[Start of Material for this exercise]
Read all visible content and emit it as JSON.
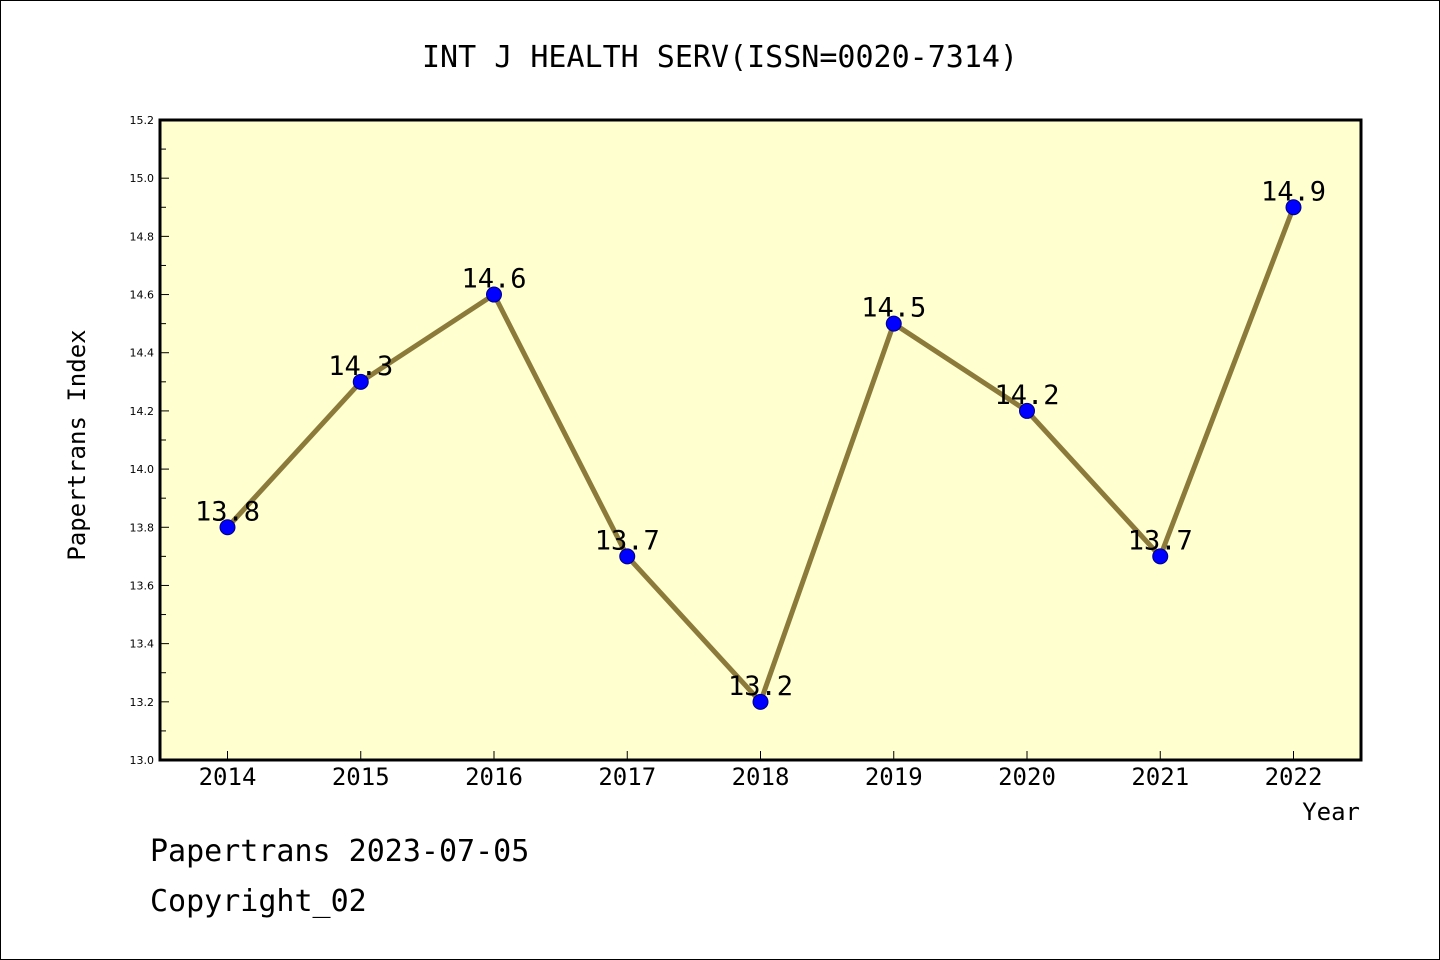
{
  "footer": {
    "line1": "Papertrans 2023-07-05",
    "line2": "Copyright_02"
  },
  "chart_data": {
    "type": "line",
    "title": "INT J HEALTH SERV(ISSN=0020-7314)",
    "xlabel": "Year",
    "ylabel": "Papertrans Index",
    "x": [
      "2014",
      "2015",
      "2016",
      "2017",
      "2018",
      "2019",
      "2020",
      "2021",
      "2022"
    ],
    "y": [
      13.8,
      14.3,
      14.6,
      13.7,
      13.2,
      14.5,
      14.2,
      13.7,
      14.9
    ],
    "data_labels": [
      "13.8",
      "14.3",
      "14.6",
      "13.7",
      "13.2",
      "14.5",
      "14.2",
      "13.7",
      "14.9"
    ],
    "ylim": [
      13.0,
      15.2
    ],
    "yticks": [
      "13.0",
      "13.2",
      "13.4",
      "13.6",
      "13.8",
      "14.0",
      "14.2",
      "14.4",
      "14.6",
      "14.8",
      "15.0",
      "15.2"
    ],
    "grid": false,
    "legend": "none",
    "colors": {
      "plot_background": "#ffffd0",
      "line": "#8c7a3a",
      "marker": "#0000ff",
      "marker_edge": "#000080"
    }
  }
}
[End of Material for this exercise]
◆ Given task: Write the listing above out again exactly, dropping each image.

◆ Result for this task:
Read all visible content and emit it as JSON.
{
  "footer": {
    "line1": "Papertrans 2023-07-05",
    "line2": "Copyright_02"
  },
  "chart_data": {
    "type": "line",
    "title": "INT J HEALTH SERV(ISSN=0020-7314)",
    "xlabel": "Year",
    "ylabel": "Papertrans Index",
    "x": [
      "2014",
      "2015",
      "2016",
      "2017",
      "2018",
      "2019",
      "2020",
      "2021",
      "2022"
    ],
    "y": [
      13.8,
      14.3,
      14.6,
      13.7,
      13.2,
      14.5,
      14.2,
      13.7,
      14.9
    ],
    "data_labels": [
      "13.8",
      "14.3",
      "14.6",
      "13.7",
      "13.2",
      "14.5",
      "14.2",
      "13.7",
      "14.9"
    ],
    "ylim": [
      13.0,
      15.2
    ],
    "yticks": [
      "13.0",
      "13.2",
      "13.4",
      "13.6",
      "13.8",
      "14.0",
      "14.2",
      "14.4",
      "14.6",
      "14.8",
      "15.0",
      "15.2"
    ],
    "grid": false,
    "legend": "none",
    "colors": {
      "plot_background": "#ffffd0",
      "line": "#8c7a3a",
      "marker": "#0000ff",
      "marker_edge": "#000080"
    }
  }
}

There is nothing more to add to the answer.